In the data below, find every line with the string "arrow" and pull it out.

Records for this task:
::::::::::

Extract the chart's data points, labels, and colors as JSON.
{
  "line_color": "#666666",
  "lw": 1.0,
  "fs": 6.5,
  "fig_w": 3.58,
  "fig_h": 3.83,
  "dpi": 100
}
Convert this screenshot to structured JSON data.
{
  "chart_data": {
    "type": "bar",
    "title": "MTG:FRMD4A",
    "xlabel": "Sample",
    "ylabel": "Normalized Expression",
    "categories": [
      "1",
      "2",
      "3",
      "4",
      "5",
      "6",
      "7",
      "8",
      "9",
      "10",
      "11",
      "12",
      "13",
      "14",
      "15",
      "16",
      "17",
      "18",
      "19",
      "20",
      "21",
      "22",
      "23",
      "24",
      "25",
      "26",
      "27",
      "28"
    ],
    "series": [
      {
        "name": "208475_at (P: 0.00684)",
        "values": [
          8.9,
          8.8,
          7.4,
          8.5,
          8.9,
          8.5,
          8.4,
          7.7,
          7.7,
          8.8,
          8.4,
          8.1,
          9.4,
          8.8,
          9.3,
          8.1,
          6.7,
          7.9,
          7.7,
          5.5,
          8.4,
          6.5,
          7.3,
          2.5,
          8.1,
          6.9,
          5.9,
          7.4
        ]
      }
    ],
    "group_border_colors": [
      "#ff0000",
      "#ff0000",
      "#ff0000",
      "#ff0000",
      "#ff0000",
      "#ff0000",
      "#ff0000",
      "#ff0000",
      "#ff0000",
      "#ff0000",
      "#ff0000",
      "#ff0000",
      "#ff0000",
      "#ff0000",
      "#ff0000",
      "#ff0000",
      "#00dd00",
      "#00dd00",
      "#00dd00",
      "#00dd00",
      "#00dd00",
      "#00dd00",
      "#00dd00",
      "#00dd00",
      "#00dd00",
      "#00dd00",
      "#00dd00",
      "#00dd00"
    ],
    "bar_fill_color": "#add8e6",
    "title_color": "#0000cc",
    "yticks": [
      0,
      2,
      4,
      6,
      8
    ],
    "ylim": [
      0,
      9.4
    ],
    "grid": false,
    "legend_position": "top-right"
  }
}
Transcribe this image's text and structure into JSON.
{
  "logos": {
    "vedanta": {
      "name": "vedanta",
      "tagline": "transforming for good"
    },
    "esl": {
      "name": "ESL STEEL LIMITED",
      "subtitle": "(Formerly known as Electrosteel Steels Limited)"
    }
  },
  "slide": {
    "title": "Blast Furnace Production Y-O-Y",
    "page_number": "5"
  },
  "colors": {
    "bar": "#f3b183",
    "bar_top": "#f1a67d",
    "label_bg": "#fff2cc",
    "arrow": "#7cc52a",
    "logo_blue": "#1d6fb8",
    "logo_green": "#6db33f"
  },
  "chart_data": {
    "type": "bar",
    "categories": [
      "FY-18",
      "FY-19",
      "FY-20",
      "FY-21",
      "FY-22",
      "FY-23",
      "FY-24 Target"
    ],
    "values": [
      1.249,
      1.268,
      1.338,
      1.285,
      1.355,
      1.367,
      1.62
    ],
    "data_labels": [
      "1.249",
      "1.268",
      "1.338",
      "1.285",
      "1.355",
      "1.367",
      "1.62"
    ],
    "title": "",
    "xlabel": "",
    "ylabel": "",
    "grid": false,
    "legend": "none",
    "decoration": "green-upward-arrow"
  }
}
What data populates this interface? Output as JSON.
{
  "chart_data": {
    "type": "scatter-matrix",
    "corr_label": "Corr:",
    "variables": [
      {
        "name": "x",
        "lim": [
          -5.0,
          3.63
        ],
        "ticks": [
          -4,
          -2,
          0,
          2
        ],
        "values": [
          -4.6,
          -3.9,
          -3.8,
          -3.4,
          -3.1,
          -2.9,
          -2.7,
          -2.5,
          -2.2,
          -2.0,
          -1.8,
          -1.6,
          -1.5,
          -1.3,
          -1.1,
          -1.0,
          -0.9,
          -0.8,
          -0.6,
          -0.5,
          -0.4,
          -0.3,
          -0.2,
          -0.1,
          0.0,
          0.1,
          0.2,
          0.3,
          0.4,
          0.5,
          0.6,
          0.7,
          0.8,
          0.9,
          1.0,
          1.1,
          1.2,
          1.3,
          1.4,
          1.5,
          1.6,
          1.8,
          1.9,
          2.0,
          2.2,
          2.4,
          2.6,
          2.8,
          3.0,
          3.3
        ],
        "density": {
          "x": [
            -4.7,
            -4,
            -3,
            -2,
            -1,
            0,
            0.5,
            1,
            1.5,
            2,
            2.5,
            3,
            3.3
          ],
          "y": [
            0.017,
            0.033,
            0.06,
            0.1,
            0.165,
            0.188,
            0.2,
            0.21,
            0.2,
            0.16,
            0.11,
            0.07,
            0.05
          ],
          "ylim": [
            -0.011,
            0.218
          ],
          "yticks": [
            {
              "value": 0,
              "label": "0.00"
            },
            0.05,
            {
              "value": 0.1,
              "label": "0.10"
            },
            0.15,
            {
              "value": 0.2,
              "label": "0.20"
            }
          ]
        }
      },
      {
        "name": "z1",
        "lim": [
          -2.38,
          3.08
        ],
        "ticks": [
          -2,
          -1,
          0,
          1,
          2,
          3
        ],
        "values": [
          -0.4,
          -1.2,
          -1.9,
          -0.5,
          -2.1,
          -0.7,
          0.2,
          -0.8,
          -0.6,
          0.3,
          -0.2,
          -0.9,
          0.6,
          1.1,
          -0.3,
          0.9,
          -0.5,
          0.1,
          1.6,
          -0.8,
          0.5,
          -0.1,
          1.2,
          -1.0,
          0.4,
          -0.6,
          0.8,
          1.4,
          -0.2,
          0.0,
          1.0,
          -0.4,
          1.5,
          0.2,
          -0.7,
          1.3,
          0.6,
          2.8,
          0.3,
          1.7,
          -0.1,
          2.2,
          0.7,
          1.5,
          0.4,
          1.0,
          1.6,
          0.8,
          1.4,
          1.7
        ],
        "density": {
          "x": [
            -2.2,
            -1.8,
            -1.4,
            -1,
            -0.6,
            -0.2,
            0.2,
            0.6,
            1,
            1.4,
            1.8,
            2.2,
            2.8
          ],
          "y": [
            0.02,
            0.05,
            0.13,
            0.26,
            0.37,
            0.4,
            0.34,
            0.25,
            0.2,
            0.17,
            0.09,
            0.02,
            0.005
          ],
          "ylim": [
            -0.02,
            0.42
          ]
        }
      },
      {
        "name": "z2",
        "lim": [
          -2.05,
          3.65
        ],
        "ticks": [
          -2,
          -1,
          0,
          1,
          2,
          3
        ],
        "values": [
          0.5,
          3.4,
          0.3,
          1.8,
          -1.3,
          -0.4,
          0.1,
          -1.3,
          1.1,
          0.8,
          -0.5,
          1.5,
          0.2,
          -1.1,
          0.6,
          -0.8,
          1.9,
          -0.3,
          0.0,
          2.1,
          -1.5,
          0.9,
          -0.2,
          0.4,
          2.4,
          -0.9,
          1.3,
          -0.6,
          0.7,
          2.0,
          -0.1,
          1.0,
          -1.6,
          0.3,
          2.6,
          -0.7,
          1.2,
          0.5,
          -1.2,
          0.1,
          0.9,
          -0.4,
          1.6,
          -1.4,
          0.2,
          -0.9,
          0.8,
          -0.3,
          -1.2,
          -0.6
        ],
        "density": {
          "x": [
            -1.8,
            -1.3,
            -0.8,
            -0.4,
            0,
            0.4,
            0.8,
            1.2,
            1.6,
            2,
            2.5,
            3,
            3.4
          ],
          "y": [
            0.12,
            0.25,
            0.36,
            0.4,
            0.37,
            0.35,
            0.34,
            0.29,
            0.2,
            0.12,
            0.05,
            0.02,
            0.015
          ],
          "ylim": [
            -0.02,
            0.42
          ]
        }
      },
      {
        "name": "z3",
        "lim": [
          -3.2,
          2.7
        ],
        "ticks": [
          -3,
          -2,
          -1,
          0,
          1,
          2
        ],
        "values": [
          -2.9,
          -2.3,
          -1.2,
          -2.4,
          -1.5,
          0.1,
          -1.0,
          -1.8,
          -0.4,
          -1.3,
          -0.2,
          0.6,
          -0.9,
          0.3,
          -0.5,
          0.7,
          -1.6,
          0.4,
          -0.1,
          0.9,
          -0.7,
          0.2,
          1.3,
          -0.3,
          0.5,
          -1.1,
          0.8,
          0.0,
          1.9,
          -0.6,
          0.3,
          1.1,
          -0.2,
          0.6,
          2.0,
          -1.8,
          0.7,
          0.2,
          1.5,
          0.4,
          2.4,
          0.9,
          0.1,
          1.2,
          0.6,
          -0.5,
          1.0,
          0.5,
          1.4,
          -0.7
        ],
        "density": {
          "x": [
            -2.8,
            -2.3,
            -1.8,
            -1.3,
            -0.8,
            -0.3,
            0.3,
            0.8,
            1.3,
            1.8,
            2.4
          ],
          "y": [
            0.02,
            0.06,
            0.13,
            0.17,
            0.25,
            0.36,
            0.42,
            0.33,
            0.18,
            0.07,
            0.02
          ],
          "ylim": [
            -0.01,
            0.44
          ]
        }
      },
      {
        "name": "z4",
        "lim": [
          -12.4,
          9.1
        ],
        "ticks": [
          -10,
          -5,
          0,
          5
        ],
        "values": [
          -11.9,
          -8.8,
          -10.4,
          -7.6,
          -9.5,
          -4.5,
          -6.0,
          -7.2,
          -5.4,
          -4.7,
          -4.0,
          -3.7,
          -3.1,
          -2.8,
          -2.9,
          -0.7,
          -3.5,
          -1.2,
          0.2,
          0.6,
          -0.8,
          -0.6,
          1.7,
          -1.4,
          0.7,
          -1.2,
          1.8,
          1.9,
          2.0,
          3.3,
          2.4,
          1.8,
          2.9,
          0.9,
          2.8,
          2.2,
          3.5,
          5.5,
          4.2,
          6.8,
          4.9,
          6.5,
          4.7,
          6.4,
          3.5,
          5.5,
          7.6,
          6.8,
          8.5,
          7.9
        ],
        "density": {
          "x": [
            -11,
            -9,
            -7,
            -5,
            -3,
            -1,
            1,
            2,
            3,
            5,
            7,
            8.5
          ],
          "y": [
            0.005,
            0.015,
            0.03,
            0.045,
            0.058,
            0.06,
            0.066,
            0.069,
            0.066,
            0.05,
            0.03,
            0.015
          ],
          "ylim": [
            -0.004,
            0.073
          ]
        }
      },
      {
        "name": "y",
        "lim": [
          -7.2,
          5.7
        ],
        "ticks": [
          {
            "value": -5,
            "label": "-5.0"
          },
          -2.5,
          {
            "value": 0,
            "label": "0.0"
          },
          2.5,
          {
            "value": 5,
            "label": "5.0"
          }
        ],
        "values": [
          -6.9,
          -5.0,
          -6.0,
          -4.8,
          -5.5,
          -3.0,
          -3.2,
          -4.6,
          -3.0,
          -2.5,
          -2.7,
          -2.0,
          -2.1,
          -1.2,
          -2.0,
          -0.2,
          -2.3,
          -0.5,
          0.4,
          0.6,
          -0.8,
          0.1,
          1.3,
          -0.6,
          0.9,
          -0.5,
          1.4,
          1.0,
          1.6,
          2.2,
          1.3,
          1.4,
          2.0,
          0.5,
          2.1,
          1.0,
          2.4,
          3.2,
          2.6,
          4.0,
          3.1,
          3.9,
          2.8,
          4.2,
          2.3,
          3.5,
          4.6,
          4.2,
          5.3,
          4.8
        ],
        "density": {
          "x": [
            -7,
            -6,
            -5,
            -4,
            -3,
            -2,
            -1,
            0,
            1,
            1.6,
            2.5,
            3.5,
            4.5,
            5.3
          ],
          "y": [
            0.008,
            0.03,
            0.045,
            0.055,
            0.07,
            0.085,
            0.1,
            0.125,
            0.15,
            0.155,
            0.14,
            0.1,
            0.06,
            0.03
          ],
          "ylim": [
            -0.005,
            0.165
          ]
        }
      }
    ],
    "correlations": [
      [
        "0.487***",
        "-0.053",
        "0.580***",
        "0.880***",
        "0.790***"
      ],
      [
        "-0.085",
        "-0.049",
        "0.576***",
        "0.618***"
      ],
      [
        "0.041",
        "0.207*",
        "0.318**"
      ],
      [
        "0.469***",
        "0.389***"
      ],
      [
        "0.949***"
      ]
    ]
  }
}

::::::::::

Answer to this exercise:
    "arrow": "#7cc52a",
    "decoration": "green-upward-arrow"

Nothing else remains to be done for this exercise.